-- START OF Data provided --
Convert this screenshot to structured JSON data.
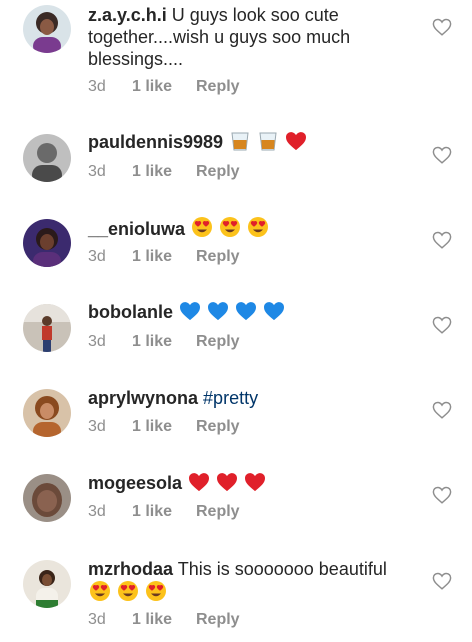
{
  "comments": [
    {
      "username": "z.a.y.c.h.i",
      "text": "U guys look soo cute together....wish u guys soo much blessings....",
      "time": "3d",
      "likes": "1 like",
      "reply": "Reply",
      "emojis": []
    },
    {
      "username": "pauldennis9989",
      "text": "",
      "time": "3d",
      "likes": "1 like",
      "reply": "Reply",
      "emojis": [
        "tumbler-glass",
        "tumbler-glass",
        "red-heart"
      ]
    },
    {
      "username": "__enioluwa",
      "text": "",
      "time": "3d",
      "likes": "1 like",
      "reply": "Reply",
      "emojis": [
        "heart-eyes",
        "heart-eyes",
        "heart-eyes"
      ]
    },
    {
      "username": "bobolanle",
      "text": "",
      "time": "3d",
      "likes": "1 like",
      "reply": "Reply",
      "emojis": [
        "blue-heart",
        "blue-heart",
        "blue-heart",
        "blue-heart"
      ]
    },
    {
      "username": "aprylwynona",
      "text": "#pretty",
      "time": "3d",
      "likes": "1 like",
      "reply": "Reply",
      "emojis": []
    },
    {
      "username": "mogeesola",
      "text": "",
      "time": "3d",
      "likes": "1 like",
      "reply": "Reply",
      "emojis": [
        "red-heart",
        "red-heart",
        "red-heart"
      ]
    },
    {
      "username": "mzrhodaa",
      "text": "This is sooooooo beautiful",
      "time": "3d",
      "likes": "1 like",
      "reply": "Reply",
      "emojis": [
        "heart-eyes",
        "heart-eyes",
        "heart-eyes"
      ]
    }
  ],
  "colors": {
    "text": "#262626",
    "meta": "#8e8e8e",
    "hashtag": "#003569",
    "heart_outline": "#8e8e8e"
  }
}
-- END OF Data provided --
-- START OF Data provided --
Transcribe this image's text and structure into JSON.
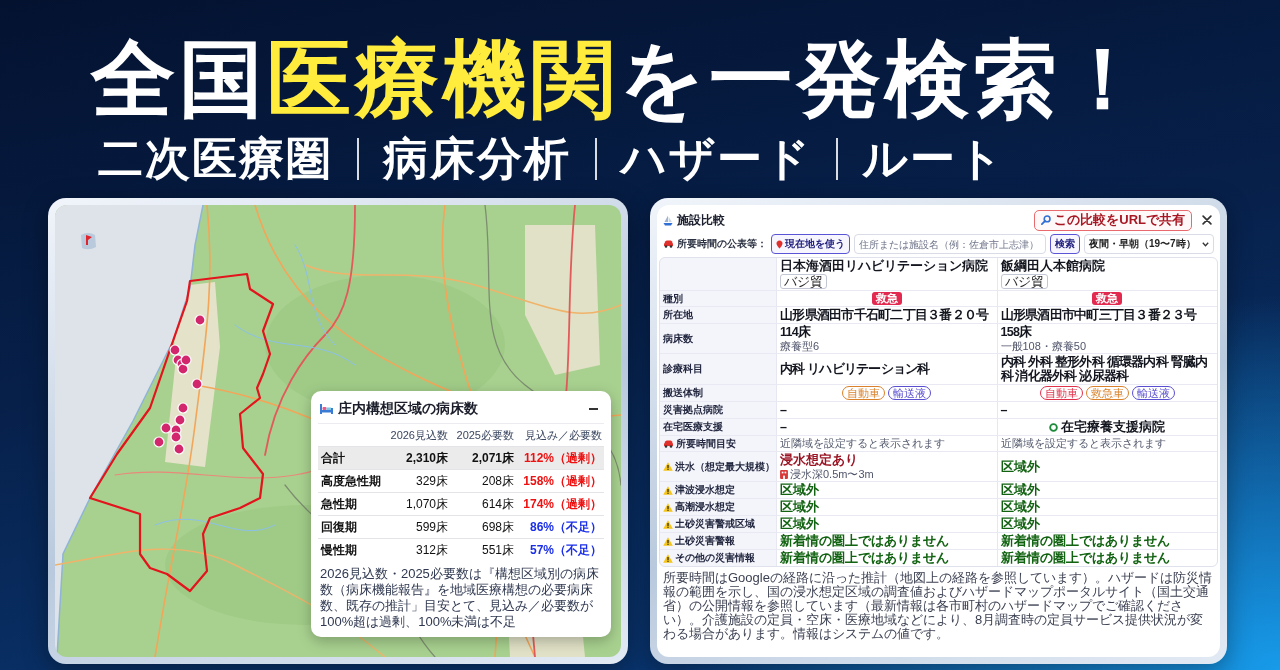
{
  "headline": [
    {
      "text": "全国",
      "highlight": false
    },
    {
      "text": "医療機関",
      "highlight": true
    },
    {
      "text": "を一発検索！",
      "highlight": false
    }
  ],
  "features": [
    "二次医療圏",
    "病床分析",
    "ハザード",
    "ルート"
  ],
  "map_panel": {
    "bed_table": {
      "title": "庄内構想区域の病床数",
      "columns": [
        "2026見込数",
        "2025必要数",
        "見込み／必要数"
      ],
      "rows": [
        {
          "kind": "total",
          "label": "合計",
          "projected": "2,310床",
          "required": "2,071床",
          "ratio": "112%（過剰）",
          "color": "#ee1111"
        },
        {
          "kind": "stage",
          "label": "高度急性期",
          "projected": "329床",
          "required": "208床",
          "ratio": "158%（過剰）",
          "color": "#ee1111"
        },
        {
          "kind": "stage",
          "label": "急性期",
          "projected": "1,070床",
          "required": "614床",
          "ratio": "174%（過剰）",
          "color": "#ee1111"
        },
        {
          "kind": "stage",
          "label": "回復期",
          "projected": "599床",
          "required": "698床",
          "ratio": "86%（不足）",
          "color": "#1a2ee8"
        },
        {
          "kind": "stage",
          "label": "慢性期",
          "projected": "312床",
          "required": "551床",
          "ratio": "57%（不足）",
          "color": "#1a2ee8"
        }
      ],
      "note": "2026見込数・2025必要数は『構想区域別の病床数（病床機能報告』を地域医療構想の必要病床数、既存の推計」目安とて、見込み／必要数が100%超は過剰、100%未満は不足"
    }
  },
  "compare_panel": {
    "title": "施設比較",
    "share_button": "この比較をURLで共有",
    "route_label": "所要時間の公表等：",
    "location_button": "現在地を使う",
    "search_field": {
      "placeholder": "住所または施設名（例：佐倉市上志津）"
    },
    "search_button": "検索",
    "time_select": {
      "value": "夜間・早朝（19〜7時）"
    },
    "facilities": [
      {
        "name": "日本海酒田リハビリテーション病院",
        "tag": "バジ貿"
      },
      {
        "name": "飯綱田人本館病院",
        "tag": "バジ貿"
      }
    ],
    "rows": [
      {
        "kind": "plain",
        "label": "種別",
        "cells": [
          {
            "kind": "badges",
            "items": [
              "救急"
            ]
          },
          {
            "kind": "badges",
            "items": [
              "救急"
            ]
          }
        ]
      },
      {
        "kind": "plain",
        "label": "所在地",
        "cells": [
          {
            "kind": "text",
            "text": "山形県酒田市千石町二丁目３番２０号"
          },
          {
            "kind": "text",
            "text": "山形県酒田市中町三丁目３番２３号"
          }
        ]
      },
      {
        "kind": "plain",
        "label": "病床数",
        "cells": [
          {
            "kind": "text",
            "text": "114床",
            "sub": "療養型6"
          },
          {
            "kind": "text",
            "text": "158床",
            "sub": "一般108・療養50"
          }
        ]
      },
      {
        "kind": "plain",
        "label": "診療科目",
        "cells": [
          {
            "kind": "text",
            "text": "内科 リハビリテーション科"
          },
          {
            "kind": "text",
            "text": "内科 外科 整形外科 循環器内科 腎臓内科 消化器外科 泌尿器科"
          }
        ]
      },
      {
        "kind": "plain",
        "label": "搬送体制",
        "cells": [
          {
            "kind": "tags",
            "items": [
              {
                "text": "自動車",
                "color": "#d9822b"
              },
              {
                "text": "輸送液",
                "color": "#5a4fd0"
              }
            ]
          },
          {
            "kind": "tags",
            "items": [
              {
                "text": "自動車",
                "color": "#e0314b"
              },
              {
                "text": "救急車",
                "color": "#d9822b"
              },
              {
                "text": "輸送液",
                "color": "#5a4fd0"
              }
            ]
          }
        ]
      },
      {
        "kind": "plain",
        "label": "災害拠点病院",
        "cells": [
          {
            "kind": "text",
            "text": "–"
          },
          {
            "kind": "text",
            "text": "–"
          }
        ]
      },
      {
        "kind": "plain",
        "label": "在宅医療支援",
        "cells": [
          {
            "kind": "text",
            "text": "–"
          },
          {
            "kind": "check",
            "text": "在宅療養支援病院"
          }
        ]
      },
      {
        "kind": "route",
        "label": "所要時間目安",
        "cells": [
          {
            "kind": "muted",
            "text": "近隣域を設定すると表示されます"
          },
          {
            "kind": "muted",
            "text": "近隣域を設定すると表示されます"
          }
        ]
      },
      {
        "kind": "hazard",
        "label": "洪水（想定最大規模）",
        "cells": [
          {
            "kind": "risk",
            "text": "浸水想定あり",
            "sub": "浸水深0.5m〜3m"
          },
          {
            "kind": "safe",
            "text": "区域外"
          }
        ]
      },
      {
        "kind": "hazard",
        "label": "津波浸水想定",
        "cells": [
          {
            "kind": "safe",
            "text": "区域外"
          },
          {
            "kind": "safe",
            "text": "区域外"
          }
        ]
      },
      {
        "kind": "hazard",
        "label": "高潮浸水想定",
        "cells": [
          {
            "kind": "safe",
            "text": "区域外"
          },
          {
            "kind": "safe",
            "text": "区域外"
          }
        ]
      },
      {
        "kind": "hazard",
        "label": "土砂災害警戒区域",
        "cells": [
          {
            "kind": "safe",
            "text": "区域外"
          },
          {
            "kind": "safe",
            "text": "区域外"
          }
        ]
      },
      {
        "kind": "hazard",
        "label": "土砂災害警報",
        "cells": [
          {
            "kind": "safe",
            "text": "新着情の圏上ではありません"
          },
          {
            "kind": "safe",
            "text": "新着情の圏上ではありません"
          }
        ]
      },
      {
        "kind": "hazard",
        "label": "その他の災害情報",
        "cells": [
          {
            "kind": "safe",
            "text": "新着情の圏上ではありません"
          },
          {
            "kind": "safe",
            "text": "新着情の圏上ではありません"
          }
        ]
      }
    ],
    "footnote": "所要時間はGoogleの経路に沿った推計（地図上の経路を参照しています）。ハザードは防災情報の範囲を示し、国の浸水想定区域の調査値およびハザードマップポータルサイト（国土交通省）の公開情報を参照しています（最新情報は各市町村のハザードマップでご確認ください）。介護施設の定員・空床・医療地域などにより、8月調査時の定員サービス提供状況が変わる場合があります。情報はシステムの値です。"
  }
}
-- END OF Data provided --
What is needed – Find every line in the records that contains the word "username"; copy those lines.

Exercise response –
      "username": "z.a.y.c.h.i",
      "username": "pauldennis9989",
      "username": "__enioluwa",
      "username": "bobolanle",
      "username": "aprylwynona",
      "username": "mogeesola",
      "username": "mzrhodaa",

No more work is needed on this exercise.